WHAT YOU WILL DO –
The exercise asks you to copy every line below in which "share" appears.

───── MATERIAL FOR THE TASK

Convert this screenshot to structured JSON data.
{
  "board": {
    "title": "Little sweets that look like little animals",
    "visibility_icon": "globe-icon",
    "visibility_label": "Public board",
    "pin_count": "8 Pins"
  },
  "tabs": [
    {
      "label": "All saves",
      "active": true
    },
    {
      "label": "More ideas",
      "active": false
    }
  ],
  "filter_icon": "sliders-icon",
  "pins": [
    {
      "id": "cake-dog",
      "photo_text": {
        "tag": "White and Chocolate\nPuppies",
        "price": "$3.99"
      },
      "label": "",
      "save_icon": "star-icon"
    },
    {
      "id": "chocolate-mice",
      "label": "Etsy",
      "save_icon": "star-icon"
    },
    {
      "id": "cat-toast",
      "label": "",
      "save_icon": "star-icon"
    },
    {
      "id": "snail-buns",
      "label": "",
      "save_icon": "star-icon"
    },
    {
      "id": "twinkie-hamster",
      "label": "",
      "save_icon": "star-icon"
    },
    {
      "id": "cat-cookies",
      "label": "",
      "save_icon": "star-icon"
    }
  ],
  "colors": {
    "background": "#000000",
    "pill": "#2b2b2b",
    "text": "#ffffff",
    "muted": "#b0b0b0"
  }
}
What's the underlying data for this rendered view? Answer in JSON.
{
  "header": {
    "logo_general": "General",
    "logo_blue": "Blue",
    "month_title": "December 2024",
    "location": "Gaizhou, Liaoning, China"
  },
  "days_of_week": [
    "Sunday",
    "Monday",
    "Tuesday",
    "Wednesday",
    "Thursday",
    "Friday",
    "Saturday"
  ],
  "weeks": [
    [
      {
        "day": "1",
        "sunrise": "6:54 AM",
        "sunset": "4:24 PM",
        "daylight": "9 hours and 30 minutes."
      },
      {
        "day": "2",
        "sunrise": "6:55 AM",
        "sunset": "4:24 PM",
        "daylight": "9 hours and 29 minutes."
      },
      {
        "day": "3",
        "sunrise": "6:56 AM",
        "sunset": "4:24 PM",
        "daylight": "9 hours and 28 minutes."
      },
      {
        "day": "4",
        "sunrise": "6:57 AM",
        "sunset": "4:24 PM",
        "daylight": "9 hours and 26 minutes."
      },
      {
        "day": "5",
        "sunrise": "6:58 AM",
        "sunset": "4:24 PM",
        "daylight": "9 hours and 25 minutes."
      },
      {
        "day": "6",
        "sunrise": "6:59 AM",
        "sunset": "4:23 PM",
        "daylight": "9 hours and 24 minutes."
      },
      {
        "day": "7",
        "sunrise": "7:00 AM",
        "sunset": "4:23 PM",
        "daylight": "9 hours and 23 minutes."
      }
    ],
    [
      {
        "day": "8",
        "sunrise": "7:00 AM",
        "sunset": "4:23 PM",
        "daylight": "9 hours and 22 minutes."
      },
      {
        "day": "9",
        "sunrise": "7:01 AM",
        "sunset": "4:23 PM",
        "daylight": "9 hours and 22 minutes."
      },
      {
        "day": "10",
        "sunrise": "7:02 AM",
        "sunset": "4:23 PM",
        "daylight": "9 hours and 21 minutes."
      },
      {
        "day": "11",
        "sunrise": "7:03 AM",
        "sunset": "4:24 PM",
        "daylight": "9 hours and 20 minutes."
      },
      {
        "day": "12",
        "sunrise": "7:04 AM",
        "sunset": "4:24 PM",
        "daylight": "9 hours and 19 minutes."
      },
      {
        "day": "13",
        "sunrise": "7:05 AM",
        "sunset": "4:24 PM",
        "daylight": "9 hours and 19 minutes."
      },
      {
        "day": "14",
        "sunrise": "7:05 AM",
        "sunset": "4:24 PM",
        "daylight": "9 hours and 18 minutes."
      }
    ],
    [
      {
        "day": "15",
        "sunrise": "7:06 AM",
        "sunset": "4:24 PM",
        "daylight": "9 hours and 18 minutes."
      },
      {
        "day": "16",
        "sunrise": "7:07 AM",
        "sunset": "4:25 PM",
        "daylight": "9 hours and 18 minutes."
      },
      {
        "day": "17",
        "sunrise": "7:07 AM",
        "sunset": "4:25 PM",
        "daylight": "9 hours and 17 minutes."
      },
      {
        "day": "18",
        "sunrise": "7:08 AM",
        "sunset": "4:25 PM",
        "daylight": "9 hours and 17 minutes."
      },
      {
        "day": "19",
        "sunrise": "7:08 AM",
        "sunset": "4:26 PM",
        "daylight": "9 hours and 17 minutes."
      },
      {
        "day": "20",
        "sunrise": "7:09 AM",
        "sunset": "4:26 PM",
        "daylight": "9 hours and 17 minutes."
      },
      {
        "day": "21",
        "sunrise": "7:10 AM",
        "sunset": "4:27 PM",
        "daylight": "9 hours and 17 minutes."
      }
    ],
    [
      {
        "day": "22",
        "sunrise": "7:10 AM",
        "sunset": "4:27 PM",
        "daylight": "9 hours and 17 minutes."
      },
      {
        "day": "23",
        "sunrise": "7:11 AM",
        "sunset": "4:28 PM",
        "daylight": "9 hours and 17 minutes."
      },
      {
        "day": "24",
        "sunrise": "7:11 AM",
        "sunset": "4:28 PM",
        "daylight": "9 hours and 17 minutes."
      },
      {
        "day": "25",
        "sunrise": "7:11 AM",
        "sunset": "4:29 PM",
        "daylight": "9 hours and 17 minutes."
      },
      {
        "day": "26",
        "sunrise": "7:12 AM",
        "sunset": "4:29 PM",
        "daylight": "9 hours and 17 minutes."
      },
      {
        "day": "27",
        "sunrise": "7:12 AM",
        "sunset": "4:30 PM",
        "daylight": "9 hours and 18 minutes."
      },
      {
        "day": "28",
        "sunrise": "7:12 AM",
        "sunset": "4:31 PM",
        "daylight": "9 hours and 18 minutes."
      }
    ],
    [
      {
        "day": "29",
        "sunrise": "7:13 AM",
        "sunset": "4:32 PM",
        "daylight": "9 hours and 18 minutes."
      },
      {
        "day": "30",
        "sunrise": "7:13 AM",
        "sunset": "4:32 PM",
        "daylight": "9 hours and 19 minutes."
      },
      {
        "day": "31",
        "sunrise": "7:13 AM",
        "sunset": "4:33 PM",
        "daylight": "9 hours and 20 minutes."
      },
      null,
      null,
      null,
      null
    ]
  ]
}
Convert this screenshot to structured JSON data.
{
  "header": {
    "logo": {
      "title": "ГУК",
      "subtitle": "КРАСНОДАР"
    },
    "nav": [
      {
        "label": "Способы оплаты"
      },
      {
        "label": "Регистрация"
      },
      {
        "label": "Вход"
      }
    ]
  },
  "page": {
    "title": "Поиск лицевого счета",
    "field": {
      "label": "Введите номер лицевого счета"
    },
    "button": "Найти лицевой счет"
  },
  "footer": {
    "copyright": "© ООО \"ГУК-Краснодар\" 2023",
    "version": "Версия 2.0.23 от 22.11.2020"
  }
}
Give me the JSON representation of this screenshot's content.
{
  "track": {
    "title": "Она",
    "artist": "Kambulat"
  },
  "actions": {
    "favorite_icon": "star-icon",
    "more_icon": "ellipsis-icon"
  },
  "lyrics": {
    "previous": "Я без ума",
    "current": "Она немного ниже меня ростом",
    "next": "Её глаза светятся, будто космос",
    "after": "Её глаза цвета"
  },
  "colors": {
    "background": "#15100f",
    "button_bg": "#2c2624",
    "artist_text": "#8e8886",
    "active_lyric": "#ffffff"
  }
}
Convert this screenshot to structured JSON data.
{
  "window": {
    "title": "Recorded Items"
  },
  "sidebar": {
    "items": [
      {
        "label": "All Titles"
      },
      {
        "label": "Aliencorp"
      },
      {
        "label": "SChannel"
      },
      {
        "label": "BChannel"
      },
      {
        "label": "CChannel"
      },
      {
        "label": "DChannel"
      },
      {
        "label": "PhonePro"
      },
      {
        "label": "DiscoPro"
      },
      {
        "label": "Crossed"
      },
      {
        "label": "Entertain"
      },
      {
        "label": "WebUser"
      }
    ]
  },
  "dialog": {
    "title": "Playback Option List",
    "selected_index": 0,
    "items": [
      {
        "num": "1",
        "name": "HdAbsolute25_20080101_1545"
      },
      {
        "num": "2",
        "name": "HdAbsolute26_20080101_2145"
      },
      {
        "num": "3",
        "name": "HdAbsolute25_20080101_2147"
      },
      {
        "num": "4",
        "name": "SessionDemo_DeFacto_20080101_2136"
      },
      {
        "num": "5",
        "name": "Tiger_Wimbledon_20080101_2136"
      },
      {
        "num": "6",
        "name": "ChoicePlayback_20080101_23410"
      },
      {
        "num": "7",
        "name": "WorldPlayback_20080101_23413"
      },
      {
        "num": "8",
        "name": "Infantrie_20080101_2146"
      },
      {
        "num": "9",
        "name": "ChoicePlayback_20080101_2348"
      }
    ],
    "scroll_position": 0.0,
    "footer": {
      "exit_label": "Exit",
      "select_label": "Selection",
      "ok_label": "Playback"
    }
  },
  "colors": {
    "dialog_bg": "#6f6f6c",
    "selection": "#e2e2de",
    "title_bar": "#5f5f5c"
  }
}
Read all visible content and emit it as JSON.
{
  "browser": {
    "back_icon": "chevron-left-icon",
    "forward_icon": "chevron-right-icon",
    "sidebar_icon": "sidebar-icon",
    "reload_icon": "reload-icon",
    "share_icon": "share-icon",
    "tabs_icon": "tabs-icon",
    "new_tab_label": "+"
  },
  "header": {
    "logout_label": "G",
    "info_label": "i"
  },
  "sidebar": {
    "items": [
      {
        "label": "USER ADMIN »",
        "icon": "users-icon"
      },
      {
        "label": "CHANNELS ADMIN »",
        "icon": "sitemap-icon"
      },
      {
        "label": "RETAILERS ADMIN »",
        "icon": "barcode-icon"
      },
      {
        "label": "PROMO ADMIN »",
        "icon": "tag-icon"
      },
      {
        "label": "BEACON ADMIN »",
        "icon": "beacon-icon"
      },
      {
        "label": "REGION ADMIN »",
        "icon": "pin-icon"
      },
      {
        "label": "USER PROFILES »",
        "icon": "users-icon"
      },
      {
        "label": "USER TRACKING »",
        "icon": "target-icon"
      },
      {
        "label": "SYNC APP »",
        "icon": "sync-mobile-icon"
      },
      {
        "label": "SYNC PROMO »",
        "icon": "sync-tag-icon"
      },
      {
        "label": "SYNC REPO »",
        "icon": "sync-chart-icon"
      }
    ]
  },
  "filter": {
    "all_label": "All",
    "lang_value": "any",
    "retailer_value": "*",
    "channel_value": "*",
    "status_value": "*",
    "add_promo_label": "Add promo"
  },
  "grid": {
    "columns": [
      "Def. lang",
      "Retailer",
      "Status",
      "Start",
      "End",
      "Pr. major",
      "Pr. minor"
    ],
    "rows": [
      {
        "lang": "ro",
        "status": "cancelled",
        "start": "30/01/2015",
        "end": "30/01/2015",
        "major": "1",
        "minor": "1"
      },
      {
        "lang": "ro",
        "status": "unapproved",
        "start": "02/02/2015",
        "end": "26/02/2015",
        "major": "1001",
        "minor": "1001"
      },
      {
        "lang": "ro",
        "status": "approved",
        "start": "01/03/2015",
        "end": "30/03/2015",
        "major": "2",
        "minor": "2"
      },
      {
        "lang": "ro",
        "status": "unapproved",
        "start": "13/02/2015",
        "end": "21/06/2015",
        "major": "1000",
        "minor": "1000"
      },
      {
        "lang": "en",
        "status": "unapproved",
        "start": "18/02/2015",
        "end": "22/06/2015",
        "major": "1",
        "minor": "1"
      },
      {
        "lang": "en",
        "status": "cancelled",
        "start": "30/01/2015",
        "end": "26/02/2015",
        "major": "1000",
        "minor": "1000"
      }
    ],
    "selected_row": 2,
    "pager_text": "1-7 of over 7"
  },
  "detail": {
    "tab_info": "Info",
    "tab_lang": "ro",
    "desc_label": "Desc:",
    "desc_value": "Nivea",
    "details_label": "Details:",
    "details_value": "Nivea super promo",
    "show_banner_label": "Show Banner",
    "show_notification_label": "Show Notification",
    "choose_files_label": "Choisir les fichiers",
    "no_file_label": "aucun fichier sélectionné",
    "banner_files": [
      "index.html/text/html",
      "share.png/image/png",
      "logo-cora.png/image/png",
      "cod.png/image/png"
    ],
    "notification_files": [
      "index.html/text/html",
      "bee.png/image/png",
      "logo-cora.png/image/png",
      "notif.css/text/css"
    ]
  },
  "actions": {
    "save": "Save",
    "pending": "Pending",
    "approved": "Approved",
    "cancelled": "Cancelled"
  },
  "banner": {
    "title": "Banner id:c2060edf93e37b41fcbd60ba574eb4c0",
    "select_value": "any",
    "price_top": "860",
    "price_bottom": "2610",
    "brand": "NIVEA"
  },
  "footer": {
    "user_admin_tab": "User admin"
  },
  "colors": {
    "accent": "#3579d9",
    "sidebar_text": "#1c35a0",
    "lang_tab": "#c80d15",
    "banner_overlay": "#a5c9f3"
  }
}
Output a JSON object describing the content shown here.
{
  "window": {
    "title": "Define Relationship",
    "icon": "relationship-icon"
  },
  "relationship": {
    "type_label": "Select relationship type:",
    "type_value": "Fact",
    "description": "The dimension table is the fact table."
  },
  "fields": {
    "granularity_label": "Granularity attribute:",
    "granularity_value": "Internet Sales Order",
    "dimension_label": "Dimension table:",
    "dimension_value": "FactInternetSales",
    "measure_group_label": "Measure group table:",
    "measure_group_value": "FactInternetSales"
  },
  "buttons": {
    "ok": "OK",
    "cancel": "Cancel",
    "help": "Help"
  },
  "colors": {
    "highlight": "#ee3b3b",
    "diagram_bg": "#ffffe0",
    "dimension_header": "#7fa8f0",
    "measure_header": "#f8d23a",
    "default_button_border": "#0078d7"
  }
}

──────────

RESULT FOR THIS TASK –
    "share_icon": "share-icon",
      "share.png/image/png",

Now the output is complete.